**Problem to work on**
Extract each line where the string "Sterne" shows up.

───── Raw records ─────

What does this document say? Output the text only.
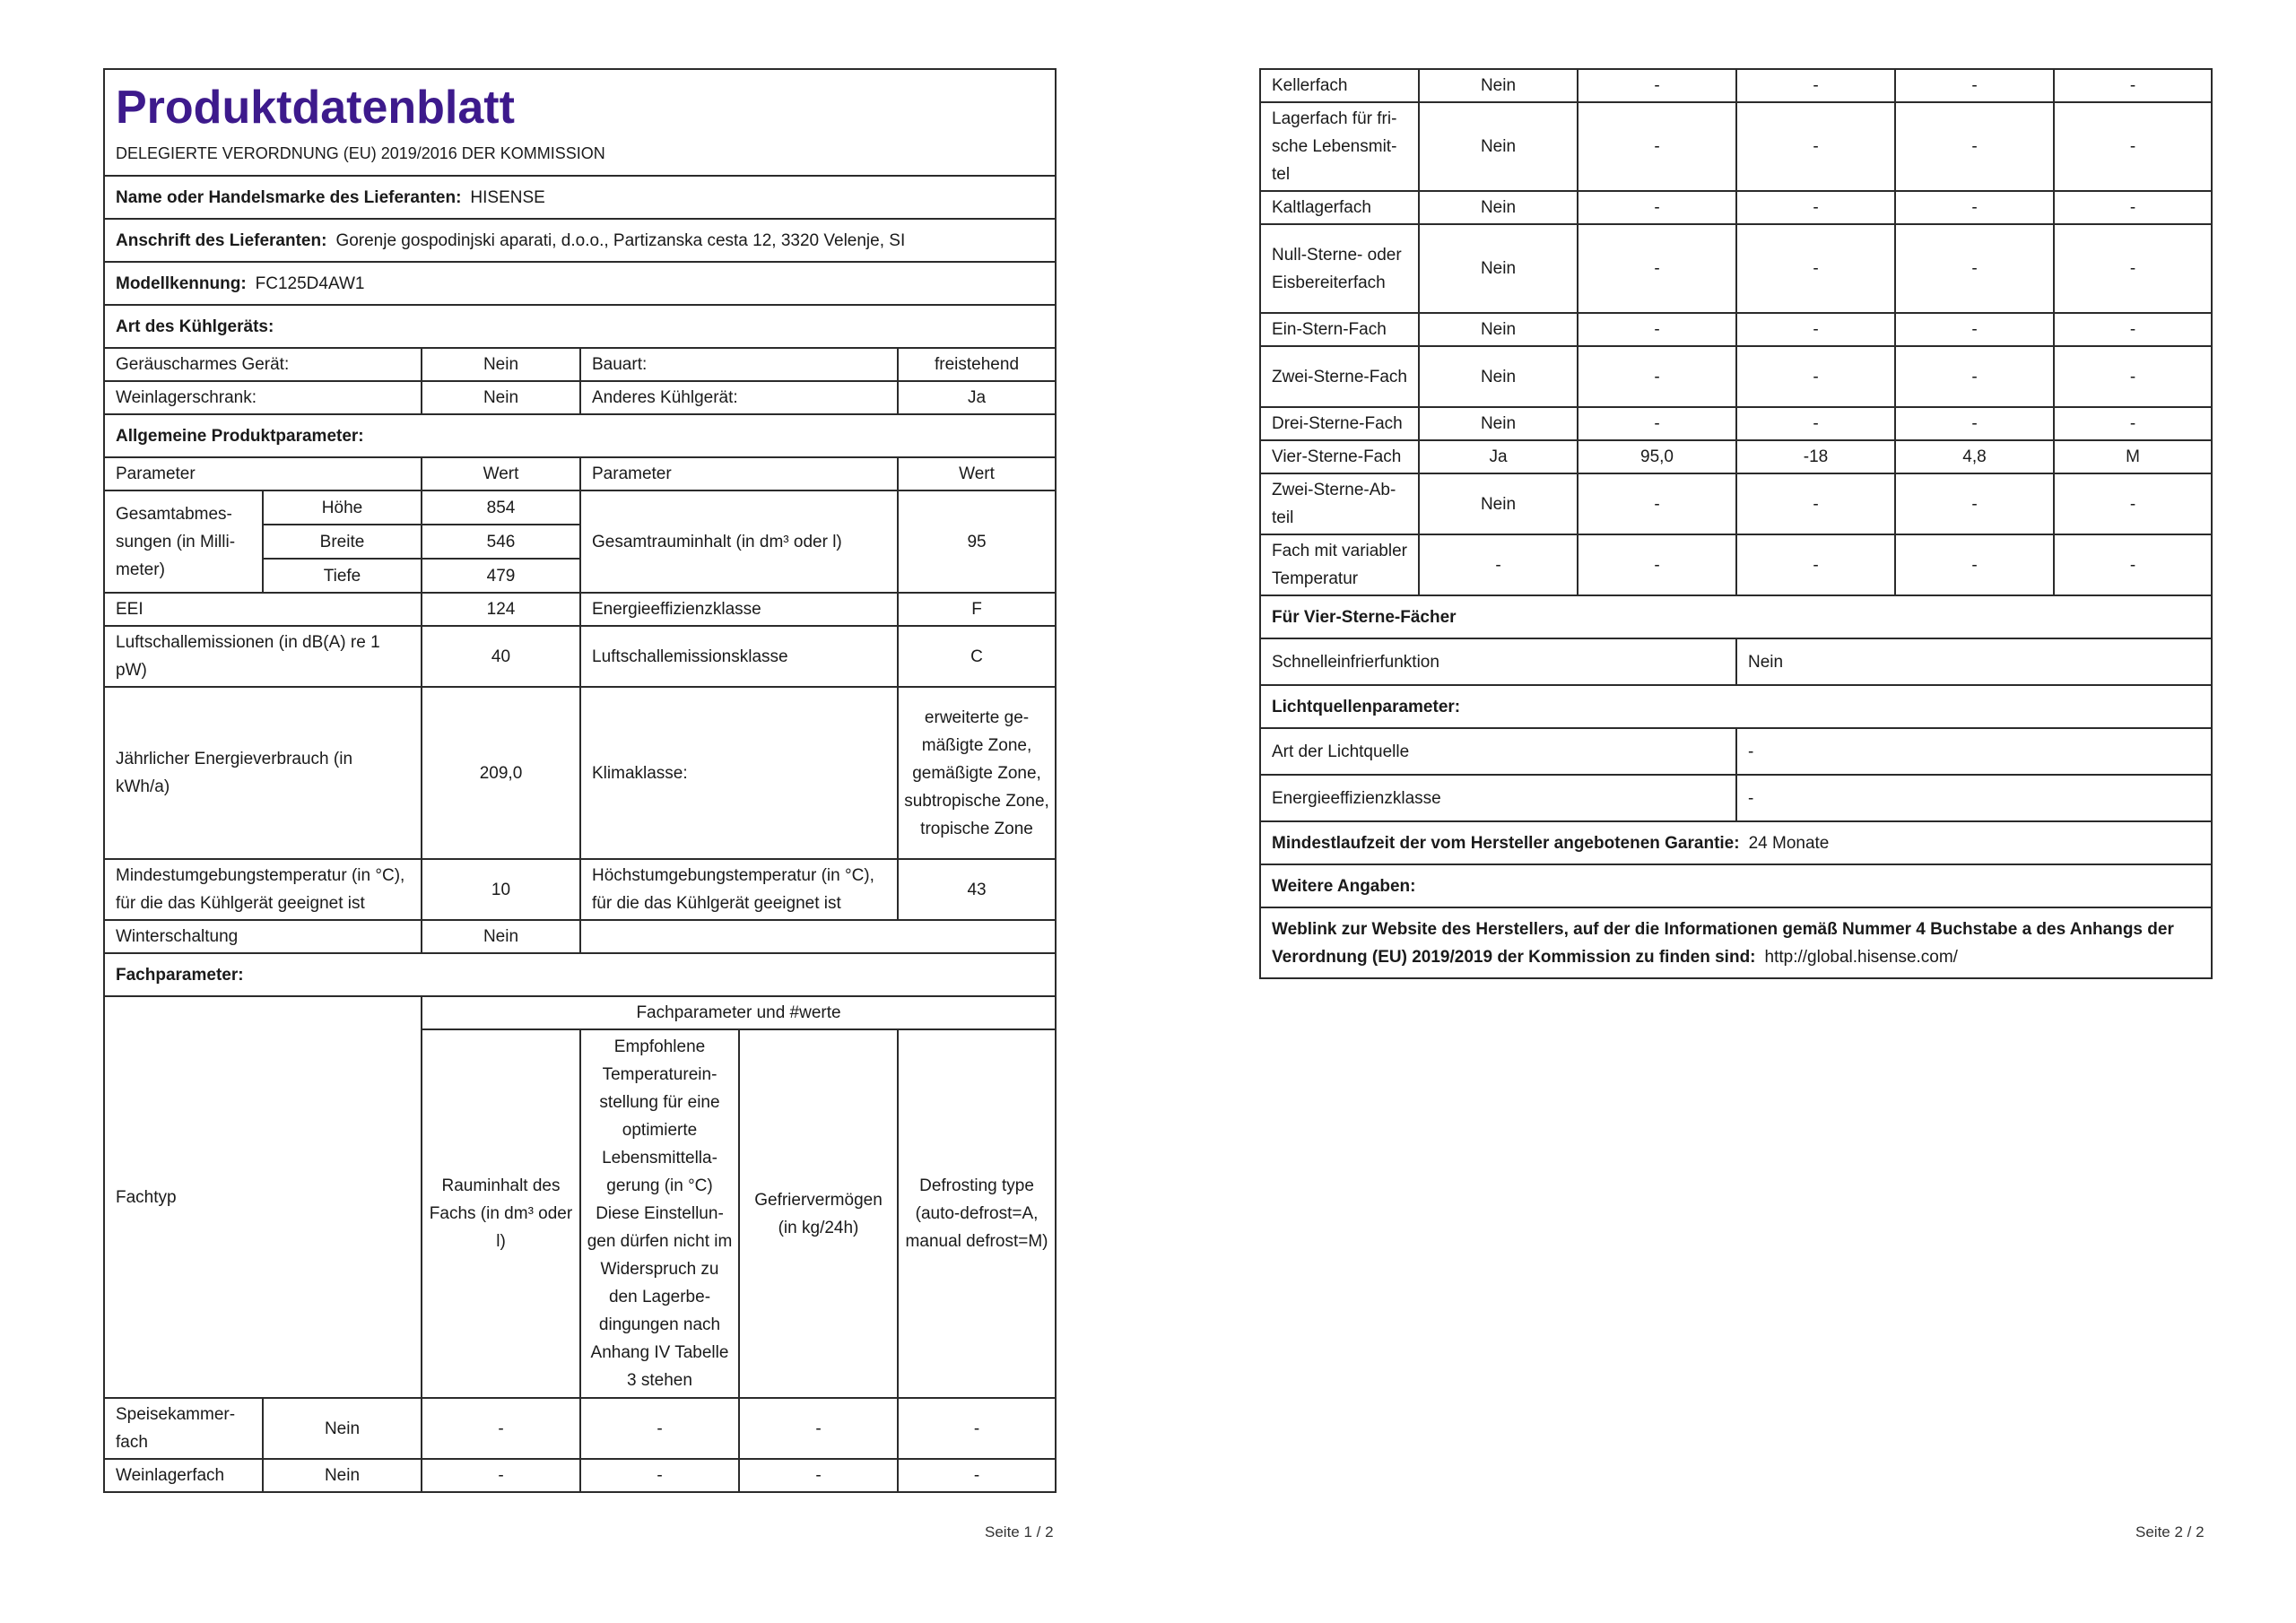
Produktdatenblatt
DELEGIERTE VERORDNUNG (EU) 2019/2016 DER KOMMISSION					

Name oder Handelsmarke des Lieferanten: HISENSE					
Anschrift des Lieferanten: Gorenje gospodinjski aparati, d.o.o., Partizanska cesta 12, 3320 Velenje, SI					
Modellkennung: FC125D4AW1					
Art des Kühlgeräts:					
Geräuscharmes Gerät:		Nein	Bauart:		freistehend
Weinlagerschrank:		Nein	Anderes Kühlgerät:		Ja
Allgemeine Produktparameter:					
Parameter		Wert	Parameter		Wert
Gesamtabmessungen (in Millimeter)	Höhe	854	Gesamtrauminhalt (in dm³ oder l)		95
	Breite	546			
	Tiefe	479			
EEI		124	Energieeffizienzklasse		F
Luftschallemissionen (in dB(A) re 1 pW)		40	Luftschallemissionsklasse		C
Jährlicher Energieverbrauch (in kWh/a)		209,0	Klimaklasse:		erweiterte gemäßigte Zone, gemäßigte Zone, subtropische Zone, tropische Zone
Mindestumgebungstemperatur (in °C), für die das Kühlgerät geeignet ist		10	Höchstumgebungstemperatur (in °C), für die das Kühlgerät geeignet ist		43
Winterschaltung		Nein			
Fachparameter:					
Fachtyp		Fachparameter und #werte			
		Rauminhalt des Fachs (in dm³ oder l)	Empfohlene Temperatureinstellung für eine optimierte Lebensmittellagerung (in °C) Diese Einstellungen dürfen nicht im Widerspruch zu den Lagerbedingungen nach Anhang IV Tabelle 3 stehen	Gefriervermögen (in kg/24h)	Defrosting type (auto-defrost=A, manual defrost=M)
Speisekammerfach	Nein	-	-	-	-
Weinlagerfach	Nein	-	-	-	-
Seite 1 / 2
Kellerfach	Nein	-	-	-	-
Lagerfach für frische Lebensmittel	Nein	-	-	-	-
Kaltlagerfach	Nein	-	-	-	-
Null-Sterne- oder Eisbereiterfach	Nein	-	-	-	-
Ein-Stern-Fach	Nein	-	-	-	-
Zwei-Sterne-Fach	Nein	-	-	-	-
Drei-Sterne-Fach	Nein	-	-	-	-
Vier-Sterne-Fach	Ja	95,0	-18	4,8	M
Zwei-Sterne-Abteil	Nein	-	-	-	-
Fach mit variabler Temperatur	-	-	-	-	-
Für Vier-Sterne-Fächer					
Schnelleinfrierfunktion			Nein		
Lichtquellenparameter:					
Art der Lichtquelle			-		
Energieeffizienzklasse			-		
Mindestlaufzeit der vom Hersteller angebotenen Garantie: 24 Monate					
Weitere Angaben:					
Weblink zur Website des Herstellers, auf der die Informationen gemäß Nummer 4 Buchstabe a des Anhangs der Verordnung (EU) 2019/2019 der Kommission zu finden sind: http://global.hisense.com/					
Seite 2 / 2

─────

**The reply**
Null-Sterne- oder Eisbereiterfach	Nein	-	-	-	-
Zwei-Sterne-Fach	Nein	-	-	-	-
Drei-Sterne-Fach	Nein	-	-	-	-
Vier-Sterne-Fach	Ja	95,0	-18	4,8	M
Zwei-Sterne-Abteil	Nein	-	-	-	-
Für Vier-Sterne-Fächer					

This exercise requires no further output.